— Start Materials provided —

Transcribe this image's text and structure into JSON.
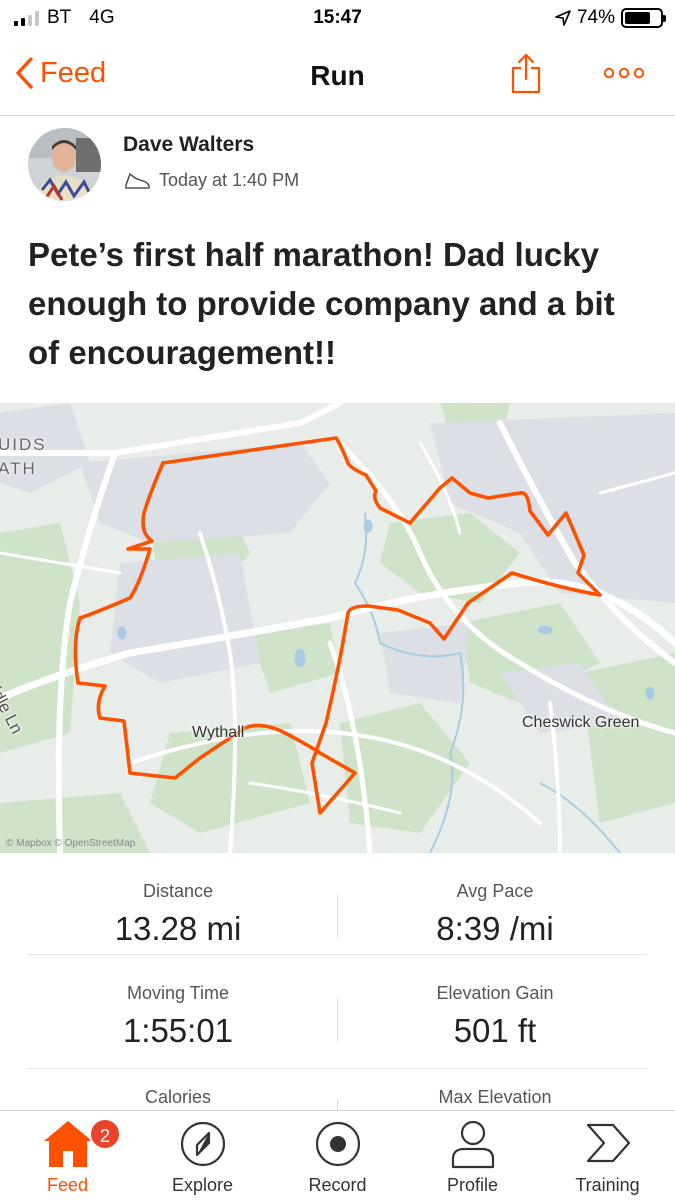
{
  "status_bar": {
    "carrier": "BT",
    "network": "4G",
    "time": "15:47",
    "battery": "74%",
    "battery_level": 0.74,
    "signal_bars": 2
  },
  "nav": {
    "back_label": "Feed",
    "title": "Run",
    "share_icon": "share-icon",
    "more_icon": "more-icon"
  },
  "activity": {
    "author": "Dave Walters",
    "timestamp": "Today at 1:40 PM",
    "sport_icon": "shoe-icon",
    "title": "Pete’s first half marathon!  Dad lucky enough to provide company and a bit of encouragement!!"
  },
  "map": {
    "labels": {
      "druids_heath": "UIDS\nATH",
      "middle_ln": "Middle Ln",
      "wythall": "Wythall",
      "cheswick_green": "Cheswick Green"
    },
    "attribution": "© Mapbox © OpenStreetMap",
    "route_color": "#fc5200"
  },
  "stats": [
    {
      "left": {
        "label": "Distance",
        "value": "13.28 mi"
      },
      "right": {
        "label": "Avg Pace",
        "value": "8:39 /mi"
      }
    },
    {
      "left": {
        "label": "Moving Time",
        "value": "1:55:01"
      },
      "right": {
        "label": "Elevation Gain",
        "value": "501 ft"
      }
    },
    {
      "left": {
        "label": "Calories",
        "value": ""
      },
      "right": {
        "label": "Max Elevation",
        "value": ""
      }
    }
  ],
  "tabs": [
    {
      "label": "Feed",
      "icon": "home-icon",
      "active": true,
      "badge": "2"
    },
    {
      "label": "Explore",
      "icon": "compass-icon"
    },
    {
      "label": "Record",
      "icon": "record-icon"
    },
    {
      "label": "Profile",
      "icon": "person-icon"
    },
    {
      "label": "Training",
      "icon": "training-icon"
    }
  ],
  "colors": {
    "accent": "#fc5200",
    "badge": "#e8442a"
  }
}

— End Materials provided —

**What the task requires:** Reproduce the records, all of them, word for word; omit the pictures.

**Expected answer:**
Transcribe this image's text and structure into JSON.
{
  "status_bar": {
    "carrier": "BT",
    "network": "4G",
    "time": "15:47",
    "battery": "74%",
    "battery_level": 0.74,
    "signal_bars": 2
  },
  "nav": {
    "back_label": "Feed",
    "title": "Run",
    "share_icon": "share-icon",
    "more_icon": "more-icon"
  },
  "activity": {
    "author": "Dave Walters",
    "timestamp": "Today at 1:40 PM",
    "sport_icon": "shoe-icon",
    "title": "Pete’s first half marathon!  Dad lucky enough to provide company and a bit of encouragement!!"
  },
  "map": {
    "labels": {
      "druids_heath": "UIDS\nATH",
      "middle_ln": "Middle Ln",
      "wythall": "Wythall",
      "cheswick_green": "Cheswick Green"
    },
    "attribution": "© Mapbox © OpenStreetMap",
    "route_color": "#fc5200"
  },
  "stats": [
    {
      "left": {
        "label": "Distance",
        "value": "13.28 mi"
      },
      "right": {
        "label": "Avg Pace",
        "value": "8:39 /mi"
      }
    },
    {
      "left": {
        "label": "Moving Time",
        "value": "1:55:01"
      },
      "right": {
        "label": "Elevation Gain",
        "value": "501 ft"
      }
    },
    {
      "left": {
        "label": "Calories",
        "value": ""
      },
      "right": {
        "label": "Max Elevation",
        "value": ""
      }
    }
  ],
  "tabs": [
    {
      "label": "Feed",
      "icon": "home-icon",
      "active": true,
      "badge": "2"
    },
    {
      "label": "Explore",
      "icon": "compass-icon"
    },
    {
      "label": "Record",
      "icon": "record-icon"
    },
    {
      "label": "Profile",
      "icon": "person-icon"
    },
    {
      "label": "Training",
      "icon": "training-icon"
    }
  ],
  "colors": {
    "accent": "#fc5200",
    "badge": "#e8442a"
  }
}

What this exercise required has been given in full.